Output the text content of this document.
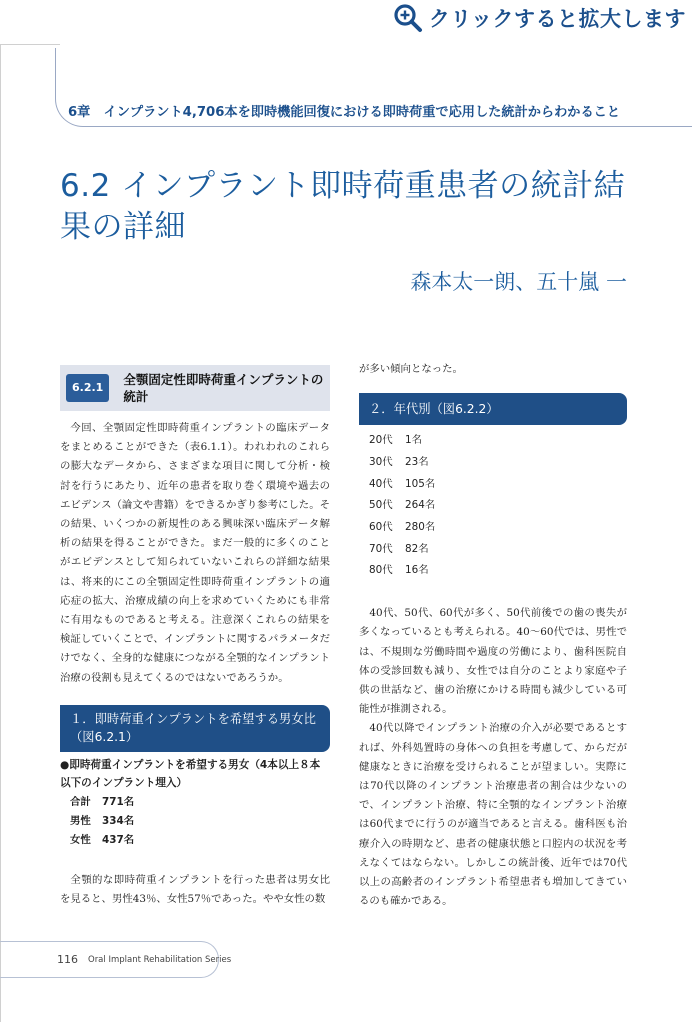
クリックすると拡大します
6章　インプラント4,706本を即時機能回復における即時荷重で応用した統計からわかること
6.2 インプラント即時荷重患者の統計結果の詳細
森本太一朗、五十嵐 一
6.2.1
全顎固定性即時荷重インプラントの統計

今回、全顎固定性即時荷重インプラントの臨床データをまとめることができた（表6.1.1）。われわれのこれらの膨大なデータから、さまざまな項目に関して分析・検討を行うにあたり、近年の患者を取り巻く環境や過去のエビデンス（論文や書籍）をできるかぎり参考にした。その結果、いくつかの新規性のある興味深い臨床データ解析の結果を得ることができた。まだ一般的に多くのことがエビデンスとして知られていないこれらの詳細な結果は、将来的にこの全顎固定性即時荷重インプラントの適応症の拡大、治療成績の向上を求めていくためにも非常に有用なものであると考える。注意深くこれらの結果を検証していくことで、インプラントに関するパラメータだけでなく、全身的な健康につながる全顎的なインプラント治療の役割も見えてくるのではないであろうか。

１．即時荷重インプラントを希望する男女比（図6.2.1）
●即時荷重インプラントを希望する男女（4本以上８本以下のインプラント埋入）
合計 771名
男性 334名
女性 437名

全顎的な即時荷重インプラントを行った患者は男女比を見ると、男性43％、女性57％であった。やや女性の数

が多い傾向となった。

２．年代別（図6.2.2）
20代 1名
30代 23名
40代 105名
50代 264名
60代 280名
70代 82名
80代 16名

40代、50代、60代が多く、50代前後での歯の喪失が多くなっているとも考えられる。40～60代では、男性では、不規則な労働時間や過度の労働により、歯科医院自体の受診回数も減り、女性では自分のことより家庭や子供の世話など、歯の治療にかける時間も減少している可能性が推測される。

40代以降でインプラント治療の介入が必要であるとすれば、外科処置時の身体への負担を考慮して、からだが健康なときに治療を受けられることが望ましい。実際には70代以降のインプラント治療患者の割合は少ないので、インプラント治療、特に全顎的なインプラント治療は60代までに行うのが適当であると言える。歯科医も治療介入の時期など、患者の健康状態と口腔内の状況を考えなくてはならない。しかしこの統計後、近年では70代以上の高齢者のインプラント希望患者も増加してきているのも確かである。

116 Oral Implant Rehabilitation Series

=-=-=-=-=

_What is being asked_. Quote the preceding listing precisely and completely, omitting its images.

_Answer to this problem_.
Output the text content of this document.
クリックすると拡大します
6章　インプラント4,706本を即時機能回復における即時荷重で応用した統計からわかること
6.2 インプラント即時荷重患者の統計結果の詳細
森本太一朗、五十嵐 一
6.2.1
全顎固定性即時荷重インプラントの統計

今回、全顎固定性即時荷重インプラントの臨床データをまとめることができた（表6.1.1）。われわれのこれらの膨大なデータから、さまざまな項目に関して分析・検討を行うにあたり、近年の患者を取り巻く環境や過去のエビデンス（論文や書籍）をできるかぎり参考にした。その結果、いくつかの新規性のある興味深い臨床データ解析の結果を得ることができた。まだ一般的に多くのことがエビデンスとして知られていないこれらの詳細な結果は、将来的にこの全顎固定性即時荷重インプラントの適応症の拡大、治療成績の向上を求めていくためにも非常に有用なものであると考える。注意深くこれらの結果を検証していくことで、インプラントに関するパラメータだけでなく、全身的な健康につながる全顎的なインプラント治療の役割も見えてくるのではないであろうか。

１．即時荷重インプラントを希望する男女比（図6.2.1）
●即時荷重インプラントを希望する男女（4本以上８本以下のインプラント埋入）
合計 771名
男性 334名
女性 437名

全顎的な即時荷重インプラントを行った患者は男女比を見ると、男性43％、女性57％であった。やや女性の数

が多い傾向となった。

２．年代別（図6.2.2）
20代 1名
30代 23名
40代 105名
50代 264名
60代 280名
70代 82名
80代 16名

40代、50代、60代が多く、50代前後での歯の喪失が多くなっているとも考えられる。40～60代では、男性では、不規則な労働時間や過度の労働により、歯科医院自体の受診回数も減り、女性では自分のことより家庭や子供の世話など、歯の治療にかける時間も減少している可能性が推測される。

40代以降でインプラント治療の介入が必要であるとすれば、外科処置時の身体への負担を考慮して、からだが健康なときに治療を受けられることが望ましい。実際には70代以降のインプラント治療患者の割合は少ないので、インプラント治療、特に全顎的なインプラント治療は60代までに行うのが適当であると言える。歯科医も治療介入の時期など、患者の健康状態と口腔内の状況を考えなくてはならない。しかしこの統計後、近年では70代以上の高齢者のインプラント希望患者も増加してきているのも確かである。

116 Oral Implant Rehabilitation Series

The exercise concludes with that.